Data records:

-------

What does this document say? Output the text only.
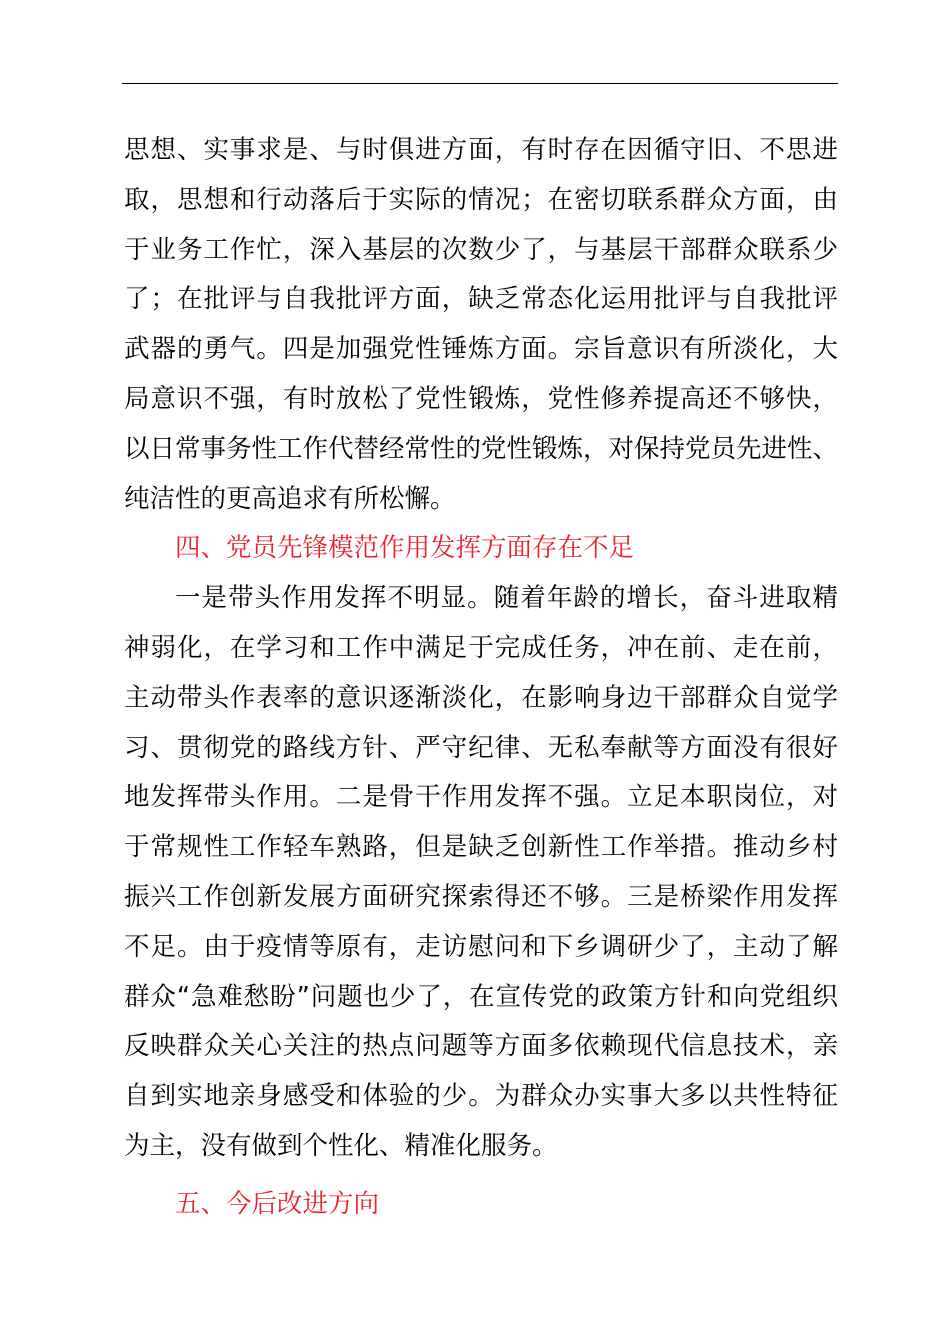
思想、实事求是、与时俱进方面，有时存在因循守旧、不思进
取，思想和行动落后于实际的情况；在密切联系群众方面，由
于业务工作忙，深入基层的次数少了，与基层干部群众联系少
了；在批评与自我批评方面，缺乏常态化运用批评与自我批评
武器的勇气。四是加强党性锤炼方面。宗旨意识有所淡化，大
局意识不强，有时放松了党性锻炼，党性修养提高还不够快，
以日常事务性工作代替经常性的党性锻炼，对保持党员先进性、
纯洁性的更高追求有所松懈。
四、党员先锋模范作用发挥方面存在不足
一是带头作用发挥不明显。随着年龄的增长，奋斗进取精
神弱化，在学习和工作中满足于完成任务，冲在前、走在前，
主动带头作表率的意识逐渐淡化，在影响身边干部群众自觉学
习、贯彻党的路线方针、严守纪律、无私奉献等方面没有很好
地发挥带头作用。二是骨干作用发挥不强。立足本职岗位，对
于常规性工作轻车熟路，但是缺乏创新性工作举措。推动乡村
振兴工作创新发展方面研究探索得还不够。三是桥梁作用发挥
不足。由于疫情等原有，走访慰问和下乡调研少了，主动了解
群众“急难愁盼”问题也少了，在宣传党的政策方针和向党组织
反映群众关心关注的热点问题等方面多依赖现代信息技术，亲
自到实地亲身感受和体验的少。为群众办实事大多以共性特征
为主，没有做到个性化、精准化服务。
五、今后改进方向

-------

[GIVEN REQUEST]:
Reproduce the listing above exactly, excluding all pictures.

[ANSWER BELOW]:
What does this document say? Output the text only.
思想、实事求是、与时俱进方面，有时存在因循守旧、不思进
取，思想和行动落后于实际的情况；在密切联系群众方面，由
于业务工作忙，深入基层的次数少了，与基层干部群众联系少
了；在批评与自我批评方面，缺乏常态化运用批评与自我批评
武器的勇气。四是加强党性锤炼方面。宗旨意识有所淡化，大
局意识不强，有时放松了党性锻炼，党性修养提高还不够快，
以日常事务性工作代替经常性的党性锻炼，对保持党员先进性、
纯洁性的更高追求有所松懈。
四、党员先锋模范作用发挥方面存在不足
一是带头作用发挥不明显。随着年龄的增长，奋斗进取精
神弱化，在学习和工作中满足于完成任务，冲在前、走在前，
主动带头作表率的意识逐渐淡化，在影响身边干部群众自觉学
习、贯彻党的路线方针、严守纪律、无私奉献等方面没有很好
地发挥带头作用。二是骨干作用发挥不强。立足本职岗位，对
于常规性工作轻车熟路，但是缺乏创新性工作举措。推动乡村
振兴工作创新发展方面研究探索得还不够。三是桥梁作用发挥
不足。由于疫情等原有，走访慰问和下乡调研少了，主动了解
群众“急难愁盼”问题也少了，在宣传党的政策方针和向党组织
反映群众关心关注的热点问题等方面多依赖现代信息技术，亲
自到实地亲身感受和体验的少。为群众办实事大多以共性特征
为主，没有做到个性化、精准化服务。
五、今后改进方向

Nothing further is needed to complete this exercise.